* BEGIN Supplied information *

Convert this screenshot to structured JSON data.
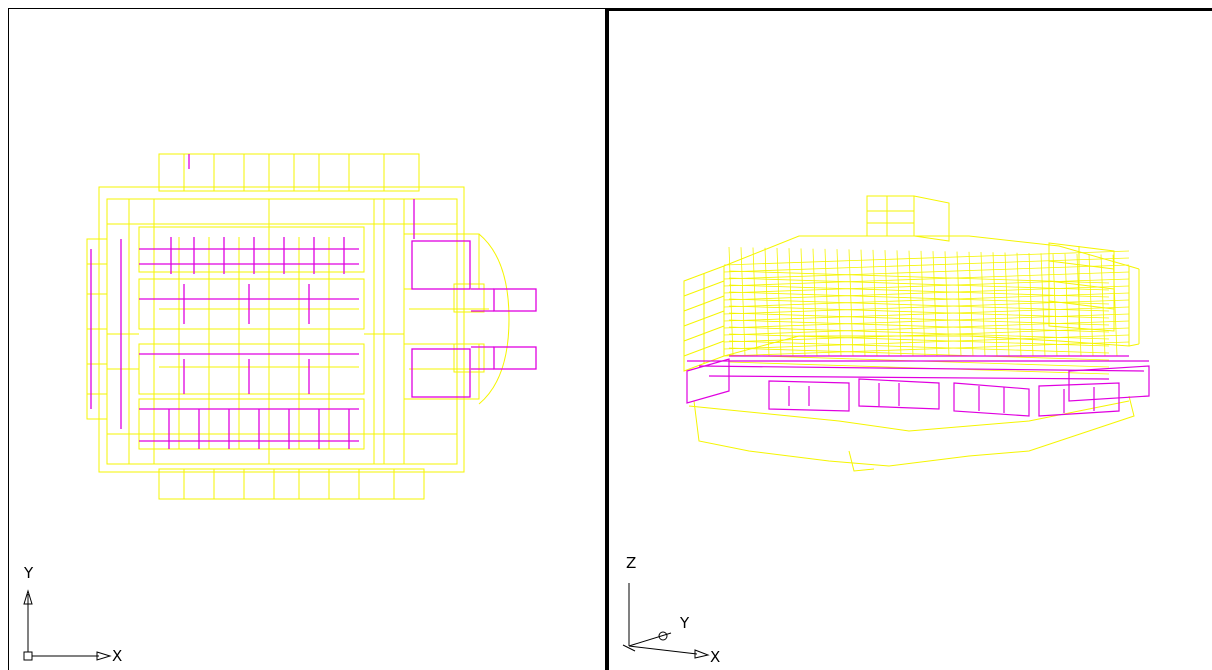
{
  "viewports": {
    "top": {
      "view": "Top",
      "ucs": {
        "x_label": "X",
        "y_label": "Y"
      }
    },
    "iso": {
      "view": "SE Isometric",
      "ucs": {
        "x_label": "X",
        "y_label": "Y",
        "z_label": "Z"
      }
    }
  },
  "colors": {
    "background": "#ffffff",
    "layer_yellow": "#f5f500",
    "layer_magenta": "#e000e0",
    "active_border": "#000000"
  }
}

* END Supplied information *

--- Requirement ---
Reproduce each line exactly as it appears, omitting the pictures.

--- Written solution ---
Convert this screenshot to structured JSON data.
{
  "viewports": {
    "top": {
      "view": "Top",
      "ucs": {
        "x_label": "X",
        "y_label": "Y"
      }
    },
    "iso": {
      "view": "SE Isometric",
      "ucs": {
        "x_label": "X",
        "y_label": "Y",
        "z_label": "Z"
      }
    }
  },
  "colors": {
    "background": "#ffffff",
    "layer_yellow": "#f5f500",
    "layer_magenta": "#e000e0",
    "active_border": "#000000"
  }
}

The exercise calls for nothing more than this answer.